+++ Passage shown
The ultimate guide to lesbian dating in London
  • Whether you live in London or are just in town for the weekend, you might be asking, “where are all the lesbians at in London?”  What are the queer neighborhoods, where are the lesbian bars, and how do I find other women who love women in London? 

    As a metropolis of art, design, and culture, London is one of the most exciting and inclusive places for LGBTQ+ in the world. From bustling queer bars and clubs to women’s sports teams and queer online (and in-person) events, you can tap into the lesbian dating scene in London. 

    When I first moved to London from the States, I was overwhelmed with… everything. While I knew there were tons of LGBTQ+ people around me, I didn’t know exactly how to make friends or score hot dates. 

    The city is massive and sprawling, and I hadn’t quite mastered the art of how to dance to garage music at queer parties. If any of this sounds familiar, don’t worry, you’re not alone! 

    After three years of living across the pond, I started to (sort of) understand how London girls do things. I’m here to tell you everything you need to know about queer dating in London, including lesbian groups you can join, queer events you can attend, gay neighborhoods you can hang in, and more.

    A double-decker bus in London headed for London Bridge.
++++++
+++ Rows
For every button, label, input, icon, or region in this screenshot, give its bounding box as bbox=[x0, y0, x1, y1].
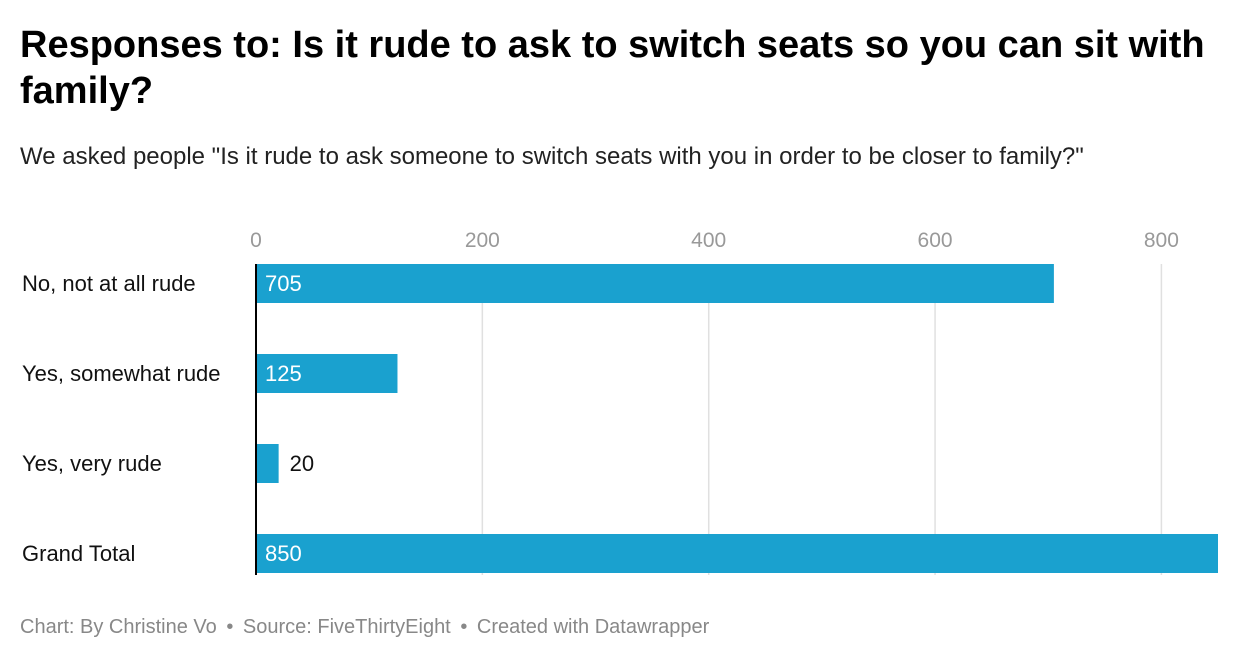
x-tick-label: 800 bbox=[1144, 229, 1179, 252]
bar bbox=[256, 534, 1218, 573]
data-label: 850 bbox=[265, 541, 302, 566]
footer-separator: • bbox=[226, 616, 234, 638]
gridlines bbox=[481, 264, 1163, 575]
x-axis-ticks: 0 200 400 600 800 bbox=[250, 229, 1179, 252]
category-label: No, not at all rude bbox=[22, 271, 196, 296]
footer-separator: • bbox=[460, 616, 468, 638]
data-label: 20 bbox=[290, 451, 314, 476]
category-label: Grand Total bbox=[22, 541, 135, 566]
x-tick-label: 200 bbox=[465, 229, 500, 252]
chart-footer: Chart: By Christine Vo • Source: FiveThi… bbox=[20, 614, 709, 640]
category-label: Yes, somewhat rude bbox=[22, 361, 221, 386]
data-labels: 705 125 20 850 bbox=[265, 271, 314, 566]
bar bbox=[256, 264, 1054, 303]
category-labels: No, not at all rude Yes, somewhat rude Yes… bbox=[22, 271, 221, 566]
x-tick-label: 0 bbox=[250, 229, 262, 252]
data-label: 705 bbox=[265, 271, 302, 296]
chart-title: Responses to: Is it rude to ask to switc… bbox=[20, 24, 1205, 112]
bar bbox=[256, 354, 398, 393]
category-label: Yes, very rude bbox=[22, 451, 162, 476]
x-tick-label: 400 bbox=[691, 229, 726, 252]
bars bbox=[256, 264, 1218, 573]
data-label: 125 bbox=[265, 361, 302, 386]
footer-credit: Created with Datawrapper bbox=[476, 616, 710, 638]
footer-source: Source: FiveThirtyEight bbox=[242, 616, 451, 638]
bar bbox=[256, 444, 279, 483]
chart-subtitle: We asked people "Is it rude to ask someo… bbox=[20, 143, 1084, 170]
footer-byline: Chart: By Christine Vo bbox=[20, 616, 217, 638]
x-tick-label: 600 bbox=[918, 229, 953, 252]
++++++
** Exercises **
(1) Rewrite the lines of the records from the one containing "x-tick-label: 800 bbox=[1144, 229, 1179, 252]" through the one containing "chart-footer: Chart: By", inclusive, changing "data-label" to "value-label" and leaving everything else unchanged. Give only those lines.
(2) Continue the guide to lesbian dating in London from the point at which it stops.

** Per-task outputs **
(1)
x-tick-label: 800 bbox=[1144, 229, 1179, 252]
bar bbox=[256, 534, 1218, 573]
value-label: 850 bbox=[265, 541, 302, 566]
footer-separator: • bbox=[226, 616, 234, 638]
gridlines bbox=[481, 264, 1163, 575]
x-axis-ticks: 0 200 400 600 800 bbox=[250, 229, 1179, 252]
category-label: No, not at all rude bbox=[22, 271, 196, 296]
footer-separator: • bbox=[460, 616, 468, 638]
value-label: 20 bbox=[290, 451, 314, 476]
category-label: Grand Total bbox=[22, 541, 135, 566]
x-tick-label: 200 bbox=[465, 229, 500, 252]
chart-footer: Chart: By Christine Vo • Source: FiveThi… bbox=[20, 614, 709, 640]

(2)
    Queer neighborhoods in London

    Central London— Soho

    London is known for its vibrant global culture, performing arts and drag scene and diverse LGBTQ+ community. 

    If you’re visiting London and wondering where the lesbian bars are, you must step foot in Soho. It’s hard to walk a few blocks anywhere in Soho without spotting a rainbow flag or a gaggle of dykes. 

    Soho has a rich history of queer culture dating all the way back to the 17th century, and no trip to London would be complete without a visit. Old Compton Street has been an LGBTQ+ nightlife hub since the 1970s, with numerous queer bars, restaurants, and sex shops.

    If you’re looking for a hot night out dancing or to cruise a happy hour, look no further than She Soho, the only full-time lesbian bar in London. She Soho is an underground lesbian underworld and safe space for queer women, non-binary people, and their guests. 

    If you are looking for more spots in the West End to grab cocktails or let your hair down, try the Friendly Society, G-A-Y Bar, Little Ku, or Ku Bar. While these bars can trend toward the G in LGBT, you’re bound to find a hot lez or two ripping up the dance floor or sipping a rosé.

    East London— Dalston, Hackney, Bethnal Green, Stoke Newington, Hoxton

    East London is the go-to queer area for all the alternative QT readers out there. If you’ve ever lived in London, you’ve likely traveled to the East End on the weekends for the most talked about queer parties of the year.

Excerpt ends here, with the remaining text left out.